Aim of the exercise
Extract each line of the data and write it out again exactly.

■ ■ ■ ■ ■ ■ ■

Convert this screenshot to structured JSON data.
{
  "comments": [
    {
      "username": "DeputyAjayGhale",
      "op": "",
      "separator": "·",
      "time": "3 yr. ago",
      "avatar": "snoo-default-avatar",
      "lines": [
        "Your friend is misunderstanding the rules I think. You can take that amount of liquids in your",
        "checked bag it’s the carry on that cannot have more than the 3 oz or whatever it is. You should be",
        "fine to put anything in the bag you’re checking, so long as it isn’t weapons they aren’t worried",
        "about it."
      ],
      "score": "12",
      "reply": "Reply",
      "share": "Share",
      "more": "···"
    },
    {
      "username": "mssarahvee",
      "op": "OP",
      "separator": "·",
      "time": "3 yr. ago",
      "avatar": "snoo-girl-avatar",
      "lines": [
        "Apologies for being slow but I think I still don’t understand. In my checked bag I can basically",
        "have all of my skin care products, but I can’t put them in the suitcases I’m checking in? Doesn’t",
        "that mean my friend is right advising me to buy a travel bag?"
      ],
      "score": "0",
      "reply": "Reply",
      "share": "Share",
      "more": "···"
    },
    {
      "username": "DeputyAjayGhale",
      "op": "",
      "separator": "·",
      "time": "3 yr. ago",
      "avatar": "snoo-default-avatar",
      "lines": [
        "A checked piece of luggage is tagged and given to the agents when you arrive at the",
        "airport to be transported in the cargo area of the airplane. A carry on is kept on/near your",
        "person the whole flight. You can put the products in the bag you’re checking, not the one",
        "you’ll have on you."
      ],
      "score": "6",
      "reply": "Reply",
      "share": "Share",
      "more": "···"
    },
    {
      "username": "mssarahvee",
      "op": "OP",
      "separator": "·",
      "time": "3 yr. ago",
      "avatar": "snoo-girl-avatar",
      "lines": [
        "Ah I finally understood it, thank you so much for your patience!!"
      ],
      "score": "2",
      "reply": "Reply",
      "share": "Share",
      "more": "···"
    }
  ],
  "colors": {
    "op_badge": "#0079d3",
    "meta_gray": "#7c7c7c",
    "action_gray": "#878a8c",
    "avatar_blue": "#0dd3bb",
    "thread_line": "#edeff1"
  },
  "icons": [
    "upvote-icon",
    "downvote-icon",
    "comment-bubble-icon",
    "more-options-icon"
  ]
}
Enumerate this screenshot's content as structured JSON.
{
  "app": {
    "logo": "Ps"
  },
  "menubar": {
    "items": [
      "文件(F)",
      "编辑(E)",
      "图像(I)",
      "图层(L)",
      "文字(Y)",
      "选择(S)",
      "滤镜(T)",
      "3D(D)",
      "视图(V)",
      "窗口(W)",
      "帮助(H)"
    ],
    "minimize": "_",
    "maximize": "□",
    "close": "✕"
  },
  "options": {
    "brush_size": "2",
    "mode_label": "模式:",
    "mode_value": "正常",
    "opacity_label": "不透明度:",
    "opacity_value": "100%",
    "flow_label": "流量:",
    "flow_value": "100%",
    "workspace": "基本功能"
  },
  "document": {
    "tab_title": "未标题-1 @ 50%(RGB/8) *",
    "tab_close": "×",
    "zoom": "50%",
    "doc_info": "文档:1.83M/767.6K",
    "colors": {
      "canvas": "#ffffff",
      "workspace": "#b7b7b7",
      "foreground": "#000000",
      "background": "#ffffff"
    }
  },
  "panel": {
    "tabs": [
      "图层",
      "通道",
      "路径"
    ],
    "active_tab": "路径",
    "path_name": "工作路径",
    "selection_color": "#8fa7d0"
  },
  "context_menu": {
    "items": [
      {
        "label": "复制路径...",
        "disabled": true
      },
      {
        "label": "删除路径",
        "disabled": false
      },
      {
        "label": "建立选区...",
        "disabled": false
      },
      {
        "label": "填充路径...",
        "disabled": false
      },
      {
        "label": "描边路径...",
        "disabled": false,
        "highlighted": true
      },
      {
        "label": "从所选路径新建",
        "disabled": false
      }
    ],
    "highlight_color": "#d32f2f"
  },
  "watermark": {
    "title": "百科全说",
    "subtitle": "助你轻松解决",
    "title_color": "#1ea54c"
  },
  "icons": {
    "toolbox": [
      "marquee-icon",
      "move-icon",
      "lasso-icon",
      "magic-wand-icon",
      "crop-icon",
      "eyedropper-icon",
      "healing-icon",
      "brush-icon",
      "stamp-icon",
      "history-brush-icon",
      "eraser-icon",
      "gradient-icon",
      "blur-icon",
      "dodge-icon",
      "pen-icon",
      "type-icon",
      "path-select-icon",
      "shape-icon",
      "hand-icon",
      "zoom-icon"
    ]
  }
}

■ ■ ■ ■ ■ ■ ■

Written response
Convert this screenshot to structured JSON data.
{
  "comments": [
    {
      "username": "DeputyAjayGhale",
      "op": "",
      "separator": "·",
      "time": "3 yr. ago",
      "avatar": "snoo-default-avatar",
      "lines": [
        "Your friend is misunderstanding the rules I think. You can take that amount of liquids in your",
        "checked bag it’s the carry on that cannot have more than the 3 oz or whatever it is. You should be",
        "fine to put anything in the bag you’re checking, so long as it isn’t weapons they aren’t worried",
        "about it."
      ],
      "score": "12",
      "reply": "Reply",
      "share": "Share",
      "more": "···"
    },
    {
      "username": "mssarahvee",
      "op": "OP",
      "separator": "·",
      "time": "3 yr. ago",
      "avatar": "snoo-girl-avatar",
      "lines": [
        "Apologies for being slow but I think I still don’t understand. In my checked bag I can basically",
        "have all of my skin care products, but I can’t put them in the suitcases I’m checking in? Doesn’t",
        "that mean my friend is right advising me to buy a travel bag?"
      ],
      "score": "0",
      "reply": "Reply",
      "share": "Share",
      "more": "···"
    },
    {
      "username": "DeputyAjayGhale",
      "op": "",
      "separator": "·",
      "time": "3 yr. ago",
      "avatar": "snoo-default-avatar",
      "lines": [
        "A checked piece of luggage is tagged and given to the agents when you arrive at the",
        "airport to be transported in the cargo area of the airplane. A carry on is kept on/near your",
        "person the whole flight. You can put the products in the bag you’re checking, not the one",
        "you’ll have on you."
      ],
      "score": "6",
      "reply": "Reply",
      "share": "Share",
      "more": "···"
    },
    {
      "username": "mssarahvee",
      "op": "OP",
      "separator": "·",
      "time": "3 yr. ago",
      "avatar": "snoo-girl-avatar",
      "lines": [
        "Ah I finally understood it, thank you so much for your patience!!"
      ],
      "score": "2",
      "reply": "Reply",
      "share": "Share",
      "more": "···"
    }
  ],
  "colors": {
    "op_badge": "#0079d3",
    "meta_gray": "#7c7c7c",
    "action_gray": "#878a8c",
    "avatar_blue": "#0dd3bb",
    "thread_line": "#edeff1"
  },
  "icons": [
    "upvote-icon",
    "downvote-icon",
    "comment-bubble-icon",
    "more-options-icon"
  ]
}
Enumerate this screenshot's content as structured JSON.
{
  "app": {
    "logo": "Ps"
  },
  "menubar": {
    "items": [
      "文件(F)",
      "编辑(E)",
      "图像(I)",
      "图层(L)",
      "文字(Y)",
      "选择(S)",
      "滤镜(T)",
      "3D(D)",
      "视图(V)",
      "窗口(W)",
      "帮助(H)"
    ],
    "minimize": "_",
    "maximize": "□",
    "close": "✕"
  },
  "options": {
    "brush_size": "2",
    "mode_label": "模式:",
    "mode_value": "正常",
    "opacity_label": "不透明度:",
    "opacity_value": "100%",
    "flow_label": "流量:",
    "flow_value": "100%",
    "workspace": "基本功能"
  },
  "document": {
    "tab_title": "未标题-1 @ 50%(RGB/8) *",
    "tab_close": "×",
    "zoom": "50%",
    "doc_info": "文档:1.83M/767.6K",
    "colors": {
      "canvas": "#ffffff",
      "workspace": "#b7b7b7",
      "foreground": "#000000",
      "background": "#ffffff"
    }
  },
  "panel": {
    "tabs": [
      "图层",
      "通道",
      "路径"
    ],
    "active_tab": "路径",
    "path_name": "工作路径",
    "selection_color": "#8fa7d0"
  },
  "context_menu": {
    "items": [
      {
        "label": "复制路径...",
        "disabled": true
      },
      {
        "label": "删除路径",
        "disabled": false
      },
      {
        "label": "建立选区...",
        "disabled": false
      },
      {
        "label": "填充路径...",
        "disabled": false
      },
      {
        "label": "描边路径...",
        "disabled": false,
        "highlighted": true
      },
      {
        "label": "从所选路径新建",
        "disabled": false
      }
    ],
    "highlight_color": "#d32f2f"
  },
  "watermark": {
    "title": "百科全说",
    "subtitle": "助你轻松解决",
    "title_color": "#1ea54c"
  },
  "icons": {
    "toolbox": [
      "marquee-icon",
      "move-icon",
      "lasso-icon",
      "magic-wand-icon",
      "crop-icon",
      "eyedropper-icon",
      "healing-icon",
      "brush-icon",
      "stamp-icon",
      "history-brush-icon",
      "eraser-icon",
      "gradient-icon",
      "blur-icon",
      "dodge-icon",
      "pen-icon",
      "type-icon",
      "path-select-icon",
      "shape-icon",
      "hand-icon",
      "zoom-icon"
    ]
  }
}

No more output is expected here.